#### Records shown

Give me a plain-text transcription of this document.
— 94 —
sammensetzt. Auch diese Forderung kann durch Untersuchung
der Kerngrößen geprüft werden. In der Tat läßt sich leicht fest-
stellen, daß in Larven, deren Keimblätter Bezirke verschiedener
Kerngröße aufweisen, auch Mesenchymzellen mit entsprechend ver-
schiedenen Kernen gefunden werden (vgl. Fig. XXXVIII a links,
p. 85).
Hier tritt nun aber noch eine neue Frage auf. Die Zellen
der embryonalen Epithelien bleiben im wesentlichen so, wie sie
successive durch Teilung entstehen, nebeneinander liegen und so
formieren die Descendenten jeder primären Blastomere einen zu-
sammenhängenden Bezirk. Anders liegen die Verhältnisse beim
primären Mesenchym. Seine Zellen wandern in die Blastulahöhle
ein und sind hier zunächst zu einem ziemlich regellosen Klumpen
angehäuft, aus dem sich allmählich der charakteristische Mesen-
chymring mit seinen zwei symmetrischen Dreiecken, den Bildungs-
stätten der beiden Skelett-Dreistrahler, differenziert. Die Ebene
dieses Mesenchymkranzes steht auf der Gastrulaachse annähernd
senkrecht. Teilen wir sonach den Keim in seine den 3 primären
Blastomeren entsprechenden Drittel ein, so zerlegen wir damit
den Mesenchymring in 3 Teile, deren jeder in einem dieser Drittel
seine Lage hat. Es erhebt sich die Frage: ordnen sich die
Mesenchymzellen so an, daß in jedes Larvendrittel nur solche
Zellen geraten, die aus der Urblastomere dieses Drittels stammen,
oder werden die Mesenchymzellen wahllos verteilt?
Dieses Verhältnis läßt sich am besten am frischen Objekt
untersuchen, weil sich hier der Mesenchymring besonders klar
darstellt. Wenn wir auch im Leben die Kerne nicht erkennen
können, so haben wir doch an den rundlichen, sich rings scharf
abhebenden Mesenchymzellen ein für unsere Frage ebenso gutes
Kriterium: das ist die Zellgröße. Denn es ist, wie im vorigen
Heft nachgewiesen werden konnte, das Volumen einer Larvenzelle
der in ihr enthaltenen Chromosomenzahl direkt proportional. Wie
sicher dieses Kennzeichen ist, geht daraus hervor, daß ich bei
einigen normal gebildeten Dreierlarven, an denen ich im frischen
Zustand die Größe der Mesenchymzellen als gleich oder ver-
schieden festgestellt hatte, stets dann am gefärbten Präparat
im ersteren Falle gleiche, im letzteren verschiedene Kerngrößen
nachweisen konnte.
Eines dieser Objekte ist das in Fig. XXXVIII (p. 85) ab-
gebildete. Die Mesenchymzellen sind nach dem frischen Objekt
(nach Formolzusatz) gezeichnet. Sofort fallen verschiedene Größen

########

What is being asked. Find the lines with the string "konnte" and reproduce them.

Full response.
Heft nachgewiesen werden konnte, das Volumen einer Larvenzelle
nachweisen konnte.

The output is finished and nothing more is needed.